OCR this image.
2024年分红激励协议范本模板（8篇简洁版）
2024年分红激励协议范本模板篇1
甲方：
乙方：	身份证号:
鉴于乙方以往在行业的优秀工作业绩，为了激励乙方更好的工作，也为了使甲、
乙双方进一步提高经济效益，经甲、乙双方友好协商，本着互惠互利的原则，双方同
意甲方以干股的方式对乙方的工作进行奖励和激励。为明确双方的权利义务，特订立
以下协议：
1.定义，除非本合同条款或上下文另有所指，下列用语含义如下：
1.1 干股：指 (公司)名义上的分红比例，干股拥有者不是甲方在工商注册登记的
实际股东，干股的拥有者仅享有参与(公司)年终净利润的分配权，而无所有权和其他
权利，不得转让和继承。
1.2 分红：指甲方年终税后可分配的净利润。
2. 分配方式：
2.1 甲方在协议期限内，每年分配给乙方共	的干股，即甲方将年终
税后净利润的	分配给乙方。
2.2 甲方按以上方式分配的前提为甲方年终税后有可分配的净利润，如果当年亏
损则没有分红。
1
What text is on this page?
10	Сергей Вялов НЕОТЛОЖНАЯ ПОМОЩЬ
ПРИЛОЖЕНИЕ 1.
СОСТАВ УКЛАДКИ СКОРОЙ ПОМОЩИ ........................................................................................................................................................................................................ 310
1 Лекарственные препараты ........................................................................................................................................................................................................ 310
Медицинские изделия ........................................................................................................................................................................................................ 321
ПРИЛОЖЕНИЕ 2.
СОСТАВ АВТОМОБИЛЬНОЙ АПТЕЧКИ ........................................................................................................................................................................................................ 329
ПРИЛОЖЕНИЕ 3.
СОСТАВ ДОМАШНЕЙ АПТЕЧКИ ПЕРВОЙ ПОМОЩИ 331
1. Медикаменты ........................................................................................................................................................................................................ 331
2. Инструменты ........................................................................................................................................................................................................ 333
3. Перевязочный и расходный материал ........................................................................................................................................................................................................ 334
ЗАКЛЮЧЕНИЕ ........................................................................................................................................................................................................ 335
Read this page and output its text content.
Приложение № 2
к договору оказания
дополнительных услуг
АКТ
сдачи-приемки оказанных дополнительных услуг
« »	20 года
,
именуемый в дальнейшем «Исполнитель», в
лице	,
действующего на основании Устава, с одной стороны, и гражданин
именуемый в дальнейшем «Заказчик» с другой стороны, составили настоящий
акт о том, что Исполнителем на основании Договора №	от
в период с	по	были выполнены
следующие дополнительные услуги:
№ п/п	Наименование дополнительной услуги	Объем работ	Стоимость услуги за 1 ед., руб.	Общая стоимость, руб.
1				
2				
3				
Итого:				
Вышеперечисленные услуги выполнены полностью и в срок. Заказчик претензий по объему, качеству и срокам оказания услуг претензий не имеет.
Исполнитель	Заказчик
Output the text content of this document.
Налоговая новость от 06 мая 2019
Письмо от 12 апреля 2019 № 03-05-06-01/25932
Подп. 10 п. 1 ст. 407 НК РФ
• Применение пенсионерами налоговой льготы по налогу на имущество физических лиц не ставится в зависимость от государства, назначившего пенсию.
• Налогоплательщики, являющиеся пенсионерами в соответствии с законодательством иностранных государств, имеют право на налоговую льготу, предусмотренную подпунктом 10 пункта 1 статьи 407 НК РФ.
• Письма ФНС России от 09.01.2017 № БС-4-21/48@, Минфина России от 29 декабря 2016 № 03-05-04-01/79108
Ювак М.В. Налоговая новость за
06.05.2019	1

● Problem description
Search the data above for the string "именуемый" and return every line that has it.

● The completed task
именуемый в дальнейшем «Исполнитель», в
именуемый в дальнейшем «Заказчик» с другой стороны, составили настоящий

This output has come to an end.